- Prompt:
Copy each line from the records below in which the word "compass" is found.

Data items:
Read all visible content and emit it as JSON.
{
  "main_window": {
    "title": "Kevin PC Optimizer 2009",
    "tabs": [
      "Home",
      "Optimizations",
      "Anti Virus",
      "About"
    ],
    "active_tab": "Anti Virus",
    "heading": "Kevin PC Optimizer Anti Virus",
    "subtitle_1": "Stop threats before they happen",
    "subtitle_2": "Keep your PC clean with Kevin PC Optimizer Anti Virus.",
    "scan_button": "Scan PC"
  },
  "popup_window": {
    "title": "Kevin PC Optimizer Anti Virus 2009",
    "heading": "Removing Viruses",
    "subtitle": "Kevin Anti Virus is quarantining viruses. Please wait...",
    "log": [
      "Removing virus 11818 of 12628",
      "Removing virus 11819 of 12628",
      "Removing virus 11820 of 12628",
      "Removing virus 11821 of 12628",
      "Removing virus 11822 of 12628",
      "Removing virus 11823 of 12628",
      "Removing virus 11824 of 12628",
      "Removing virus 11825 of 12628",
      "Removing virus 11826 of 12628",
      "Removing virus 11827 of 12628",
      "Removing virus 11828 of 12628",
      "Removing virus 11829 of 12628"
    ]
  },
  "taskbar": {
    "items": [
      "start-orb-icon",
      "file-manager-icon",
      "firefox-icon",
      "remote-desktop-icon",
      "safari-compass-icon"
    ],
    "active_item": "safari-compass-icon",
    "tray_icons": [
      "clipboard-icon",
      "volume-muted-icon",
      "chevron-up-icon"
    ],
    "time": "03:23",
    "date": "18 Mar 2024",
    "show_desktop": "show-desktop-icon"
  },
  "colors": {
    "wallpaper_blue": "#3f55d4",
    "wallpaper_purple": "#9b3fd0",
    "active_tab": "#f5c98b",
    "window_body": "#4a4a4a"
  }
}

- Answer area:
      "safari-compass-icon"
    "active_item": "safari-compass-icon",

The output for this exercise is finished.